╔══
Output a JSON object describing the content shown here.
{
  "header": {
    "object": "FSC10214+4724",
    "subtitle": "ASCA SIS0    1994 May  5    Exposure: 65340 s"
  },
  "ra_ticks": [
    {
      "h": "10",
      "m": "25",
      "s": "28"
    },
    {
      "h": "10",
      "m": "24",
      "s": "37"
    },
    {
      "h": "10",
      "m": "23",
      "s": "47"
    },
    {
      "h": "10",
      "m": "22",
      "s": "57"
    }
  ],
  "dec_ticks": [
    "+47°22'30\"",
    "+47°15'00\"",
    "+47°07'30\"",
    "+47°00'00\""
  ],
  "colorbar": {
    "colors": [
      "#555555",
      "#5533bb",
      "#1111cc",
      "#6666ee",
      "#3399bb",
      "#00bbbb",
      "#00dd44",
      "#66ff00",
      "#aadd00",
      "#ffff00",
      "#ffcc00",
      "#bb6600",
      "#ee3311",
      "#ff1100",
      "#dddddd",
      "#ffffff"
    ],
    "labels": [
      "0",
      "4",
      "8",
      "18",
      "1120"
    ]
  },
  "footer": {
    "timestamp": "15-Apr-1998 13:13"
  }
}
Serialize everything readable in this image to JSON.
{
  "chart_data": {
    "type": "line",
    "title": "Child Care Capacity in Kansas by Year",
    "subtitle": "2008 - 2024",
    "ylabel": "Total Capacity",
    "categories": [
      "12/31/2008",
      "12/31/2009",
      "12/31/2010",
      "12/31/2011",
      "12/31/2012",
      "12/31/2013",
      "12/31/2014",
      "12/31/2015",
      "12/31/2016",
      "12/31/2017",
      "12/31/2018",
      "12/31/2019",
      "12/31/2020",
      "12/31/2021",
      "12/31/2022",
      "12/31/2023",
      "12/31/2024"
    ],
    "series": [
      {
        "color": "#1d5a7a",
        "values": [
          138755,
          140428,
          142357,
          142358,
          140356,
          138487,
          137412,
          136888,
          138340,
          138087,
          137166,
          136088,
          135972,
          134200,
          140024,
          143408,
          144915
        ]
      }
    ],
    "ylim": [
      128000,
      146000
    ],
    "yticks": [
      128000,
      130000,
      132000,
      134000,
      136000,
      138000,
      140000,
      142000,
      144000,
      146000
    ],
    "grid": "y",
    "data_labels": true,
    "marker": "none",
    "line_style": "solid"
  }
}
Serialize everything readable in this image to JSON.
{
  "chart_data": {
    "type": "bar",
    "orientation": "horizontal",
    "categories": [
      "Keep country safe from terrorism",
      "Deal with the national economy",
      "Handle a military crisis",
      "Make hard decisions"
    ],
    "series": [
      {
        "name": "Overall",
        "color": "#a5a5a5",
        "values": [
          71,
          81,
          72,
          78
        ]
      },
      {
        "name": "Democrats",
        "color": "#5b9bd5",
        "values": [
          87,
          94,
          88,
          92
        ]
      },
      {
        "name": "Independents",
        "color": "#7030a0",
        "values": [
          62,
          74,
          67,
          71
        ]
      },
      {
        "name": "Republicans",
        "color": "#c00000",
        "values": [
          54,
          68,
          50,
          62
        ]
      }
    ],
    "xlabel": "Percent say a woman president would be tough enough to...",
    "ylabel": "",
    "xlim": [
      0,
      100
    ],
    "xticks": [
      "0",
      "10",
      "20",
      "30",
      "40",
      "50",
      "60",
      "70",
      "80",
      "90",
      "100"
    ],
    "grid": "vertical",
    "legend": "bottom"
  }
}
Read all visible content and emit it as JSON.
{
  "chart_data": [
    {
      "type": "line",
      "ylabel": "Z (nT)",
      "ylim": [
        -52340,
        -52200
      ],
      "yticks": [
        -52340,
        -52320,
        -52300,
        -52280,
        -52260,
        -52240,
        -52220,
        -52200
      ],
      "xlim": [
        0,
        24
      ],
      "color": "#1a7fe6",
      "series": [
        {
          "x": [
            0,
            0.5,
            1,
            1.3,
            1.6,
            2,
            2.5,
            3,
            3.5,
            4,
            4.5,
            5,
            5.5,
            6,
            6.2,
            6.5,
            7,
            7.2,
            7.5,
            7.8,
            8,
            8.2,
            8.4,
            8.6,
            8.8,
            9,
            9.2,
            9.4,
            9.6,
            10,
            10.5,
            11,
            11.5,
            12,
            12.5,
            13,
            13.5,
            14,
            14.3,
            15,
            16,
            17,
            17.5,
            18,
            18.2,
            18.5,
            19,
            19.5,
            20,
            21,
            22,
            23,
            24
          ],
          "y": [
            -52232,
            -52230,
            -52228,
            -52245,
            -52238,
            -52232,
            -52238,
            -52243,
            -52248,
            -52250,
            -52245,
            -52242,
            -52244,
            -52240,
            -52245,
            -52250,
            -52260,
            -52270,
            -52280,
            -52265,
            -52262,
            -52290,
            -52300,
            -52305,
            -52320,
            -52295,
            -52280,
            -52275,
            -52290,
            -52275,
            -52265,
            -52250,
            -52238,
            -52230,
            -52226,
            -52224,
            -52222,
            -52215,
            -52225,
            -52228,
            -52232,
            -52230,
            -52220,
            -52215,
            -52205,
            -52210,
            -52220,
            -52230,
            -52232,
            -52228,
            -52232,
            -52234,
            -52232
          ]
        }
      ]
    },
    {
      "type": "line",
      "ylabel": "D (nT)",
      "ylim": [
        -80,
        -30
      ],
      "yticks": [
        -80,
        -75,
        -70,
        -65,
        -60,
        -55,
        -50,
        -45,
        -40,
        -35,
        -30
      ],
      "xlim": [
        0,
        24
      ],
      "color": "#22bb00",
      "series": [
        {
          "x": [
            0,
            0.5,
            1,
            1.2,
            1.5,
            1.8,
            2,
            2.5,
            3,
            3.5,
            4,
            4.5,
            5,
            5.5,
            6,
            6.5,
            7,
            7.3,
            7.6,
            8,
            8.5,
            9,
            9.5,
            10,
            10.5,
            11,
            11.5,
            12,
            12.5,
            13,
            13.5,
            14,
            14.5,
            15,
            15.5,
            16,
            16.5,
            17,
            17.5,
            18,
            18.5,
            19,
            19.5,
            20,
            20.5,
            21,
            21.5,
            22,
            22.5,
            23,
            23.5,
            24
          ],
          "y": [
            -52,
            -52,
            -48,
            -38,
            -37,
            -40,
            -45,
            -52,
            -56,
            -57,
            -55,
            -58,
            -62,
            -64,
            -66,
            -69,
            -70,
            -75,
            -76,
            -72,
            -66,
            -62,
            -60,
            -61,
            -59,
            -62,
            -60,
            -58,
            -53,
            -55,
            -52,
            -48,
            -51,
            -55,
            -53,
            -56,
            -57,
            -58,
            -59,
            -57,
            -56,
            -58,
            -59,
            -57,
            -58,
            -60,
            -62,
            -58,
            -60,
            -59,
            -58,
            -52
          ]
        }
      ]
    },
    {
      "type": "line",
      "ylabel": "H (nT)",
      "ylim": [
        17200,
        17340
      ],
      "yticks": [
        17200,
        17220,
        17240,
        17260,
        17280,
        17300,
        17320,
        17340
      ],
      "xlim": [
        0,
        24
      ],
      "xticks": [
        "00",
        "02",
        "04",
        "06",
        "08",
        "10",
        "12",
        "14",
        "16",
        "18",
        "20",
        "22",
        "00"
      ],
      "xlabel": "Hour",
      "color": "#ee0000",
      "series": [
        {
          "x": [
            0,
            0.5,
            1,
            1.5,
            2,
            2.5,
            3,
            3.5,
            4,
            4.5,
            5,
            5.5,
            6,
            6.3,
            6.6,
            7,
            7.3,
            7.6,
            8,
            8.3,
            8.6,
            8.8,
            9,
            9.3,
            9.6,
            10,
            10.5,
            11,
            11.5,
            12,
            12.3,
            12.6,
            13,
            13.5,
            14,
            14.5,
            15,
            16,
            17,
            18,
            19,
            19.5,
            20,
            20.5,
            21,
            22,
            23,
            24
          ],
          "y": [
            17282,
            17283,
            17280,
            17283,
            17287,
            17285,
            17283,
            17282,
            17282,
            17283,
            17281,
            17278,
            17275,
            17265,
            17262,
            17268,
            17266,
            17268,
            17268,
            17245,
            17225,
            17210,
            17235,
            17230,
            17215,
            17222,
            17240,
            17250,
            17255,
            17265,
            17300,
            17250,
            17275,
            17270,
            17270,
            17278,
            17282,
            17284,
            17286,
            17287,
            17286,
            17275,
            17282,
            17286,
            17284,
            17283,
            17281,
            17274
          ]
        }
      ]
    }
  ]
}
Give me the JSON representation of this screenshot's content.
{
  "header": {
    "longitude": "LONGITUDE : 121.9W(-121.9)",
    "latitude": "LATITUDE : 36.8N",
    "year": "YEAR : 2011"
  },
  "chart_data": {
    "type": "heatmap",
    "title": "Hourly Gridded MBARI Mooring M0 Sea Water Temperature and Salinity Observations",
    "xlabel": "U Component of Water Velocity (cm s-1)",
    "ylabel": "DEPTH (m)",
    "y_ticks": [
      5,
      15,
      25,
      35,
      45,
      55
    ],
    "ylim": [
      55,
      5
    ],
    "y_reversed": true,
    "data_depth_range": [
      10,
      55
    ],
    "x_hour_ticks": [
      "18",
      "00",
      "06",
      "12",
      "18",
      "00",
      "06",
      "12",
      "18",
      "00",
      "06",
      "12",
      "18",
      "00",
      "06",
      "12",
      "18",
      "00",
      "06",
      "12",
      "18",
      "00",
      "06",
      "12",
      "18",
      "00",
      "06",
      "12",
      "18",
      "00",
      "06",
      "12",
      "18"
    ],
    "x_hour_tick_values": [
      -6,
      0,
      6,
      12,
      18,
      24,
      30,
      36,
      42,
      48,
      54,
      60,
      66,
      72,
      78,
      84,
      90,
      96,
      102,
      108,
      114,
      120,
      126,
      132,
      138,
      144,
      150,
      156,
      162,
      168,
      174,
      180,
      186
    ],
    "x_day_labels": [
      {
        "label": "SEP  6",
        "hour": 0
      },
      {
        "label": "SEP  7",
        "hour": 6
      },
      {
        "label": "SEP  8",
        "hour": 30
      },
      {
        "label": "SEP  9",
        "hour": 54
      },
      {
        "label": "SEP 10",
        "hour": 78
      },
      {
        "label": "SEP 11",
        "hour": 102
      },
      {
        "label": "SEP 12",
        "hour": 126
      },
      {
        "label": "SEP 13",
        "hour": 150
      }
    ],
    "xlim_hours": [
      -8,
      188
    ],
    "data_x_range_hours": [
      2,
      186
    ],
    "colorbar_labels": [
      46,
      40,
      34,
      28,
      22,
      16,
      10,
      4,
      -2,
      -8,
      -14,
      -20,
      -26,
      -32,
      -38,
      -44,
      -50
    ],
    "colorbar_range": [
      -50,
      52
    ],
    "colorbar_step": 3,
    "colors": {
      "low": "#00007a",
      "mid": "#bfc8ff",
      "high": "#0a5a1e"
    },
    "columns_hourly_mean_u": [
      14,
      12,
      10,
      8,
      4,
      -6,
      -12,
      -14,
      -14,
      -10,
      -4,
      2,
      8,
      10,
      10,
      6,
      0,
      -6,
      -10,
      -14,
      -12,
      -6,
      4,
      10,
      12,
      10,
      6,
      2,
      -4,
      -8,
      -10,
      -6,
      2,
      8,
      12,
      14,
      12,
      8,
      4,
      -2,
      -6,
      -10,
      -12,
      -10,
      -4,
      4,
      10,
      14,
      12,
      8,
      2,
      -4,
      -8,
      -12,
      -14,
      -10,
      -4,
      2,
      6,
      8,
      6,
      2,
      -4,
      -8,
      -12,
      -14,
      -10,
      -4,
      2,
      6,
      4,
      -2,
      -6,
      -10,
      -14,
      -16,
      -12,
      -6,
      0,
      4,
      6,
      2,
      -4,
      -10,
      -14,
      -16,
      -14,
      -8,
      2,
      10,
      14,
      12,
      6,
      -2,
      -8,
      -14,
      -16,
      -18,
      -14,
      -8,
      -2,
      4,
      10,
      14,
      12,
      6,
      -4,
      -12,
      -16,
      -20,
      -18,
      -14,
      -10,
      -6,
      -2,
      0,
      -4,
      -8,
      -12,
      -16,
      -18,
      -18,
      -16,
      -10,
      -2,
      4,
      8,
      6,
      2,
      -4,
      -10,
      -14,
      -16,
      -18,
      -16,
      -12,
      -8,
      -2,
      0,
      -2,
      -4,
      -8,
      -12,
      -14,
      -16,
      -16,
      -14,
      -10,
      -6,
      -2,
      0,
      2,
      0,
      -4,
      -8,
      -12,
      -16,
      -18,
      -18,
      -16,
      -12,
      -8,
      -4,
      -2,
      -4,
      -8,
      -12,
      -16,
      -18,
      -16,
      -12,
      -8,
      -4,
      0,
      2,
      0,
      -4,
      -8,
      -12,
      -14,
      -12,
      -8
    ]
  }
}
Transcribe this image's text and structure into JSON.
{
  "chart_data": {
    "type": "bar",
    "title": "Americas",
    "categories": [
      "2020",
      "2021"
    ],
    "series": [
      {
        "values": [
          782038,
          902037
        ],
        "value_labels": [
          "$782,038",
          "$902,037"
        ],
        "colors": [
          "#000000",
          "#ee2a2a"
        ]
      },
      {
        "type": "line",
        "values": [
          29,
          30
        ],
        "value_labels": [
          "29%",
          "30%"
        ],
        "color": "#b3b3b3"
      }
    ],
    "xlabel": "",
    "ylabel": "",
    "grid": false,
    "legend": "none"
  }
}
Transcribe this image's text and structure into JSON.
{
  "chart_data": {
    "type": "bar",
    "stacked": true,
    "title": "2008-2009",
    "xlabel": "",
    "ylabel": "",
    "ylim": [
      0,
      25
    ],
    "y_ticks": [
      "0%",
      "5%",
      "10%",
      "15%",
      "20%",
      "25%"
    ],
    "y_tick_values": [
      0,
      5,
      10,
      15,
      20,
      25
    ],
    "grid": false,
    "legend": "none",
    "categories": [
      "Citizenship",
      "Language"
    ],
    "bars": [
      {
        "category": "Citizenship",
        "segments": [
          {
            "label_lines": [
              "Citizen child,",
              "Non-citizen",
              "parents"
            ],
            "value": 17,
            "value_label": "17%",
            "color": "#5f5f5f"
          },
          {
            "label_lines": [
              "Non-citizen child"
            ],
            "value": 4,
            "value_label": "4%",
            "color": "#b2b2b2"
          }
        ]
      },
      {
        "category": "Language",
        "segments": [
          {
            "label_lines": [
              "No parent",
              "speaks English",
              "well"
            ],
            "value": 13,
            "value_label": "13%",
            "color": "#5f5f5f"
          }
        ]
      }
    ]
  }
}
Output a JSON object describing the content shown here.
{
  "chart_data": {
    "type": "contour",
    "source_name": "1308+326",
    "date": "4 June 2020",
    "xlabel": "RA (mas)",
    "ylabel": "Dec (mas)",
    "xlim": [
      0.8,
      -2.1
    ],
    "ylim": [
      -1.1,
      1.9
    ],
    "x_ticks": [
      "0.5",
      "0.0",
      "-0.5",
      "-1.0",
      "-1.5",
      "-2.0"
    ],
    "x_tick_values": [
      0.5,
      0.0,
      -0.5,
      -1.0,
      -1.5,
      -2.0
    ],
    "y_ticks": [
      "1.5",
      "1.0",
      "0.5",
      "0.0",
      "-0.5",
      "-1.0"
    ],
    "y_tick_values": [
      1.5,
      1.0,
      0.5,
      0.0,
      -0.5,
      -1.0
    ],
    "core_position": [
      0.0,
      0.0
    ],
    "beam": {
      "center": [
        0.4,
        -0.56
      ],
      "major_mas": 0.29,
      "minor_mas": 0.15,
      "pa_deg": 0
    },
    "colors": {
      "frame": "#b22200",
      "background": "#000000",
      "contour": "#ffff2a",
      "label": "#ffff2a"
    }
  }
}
╚══
Among the lines above, how many contain the string "ylabel"? State the number alone.

9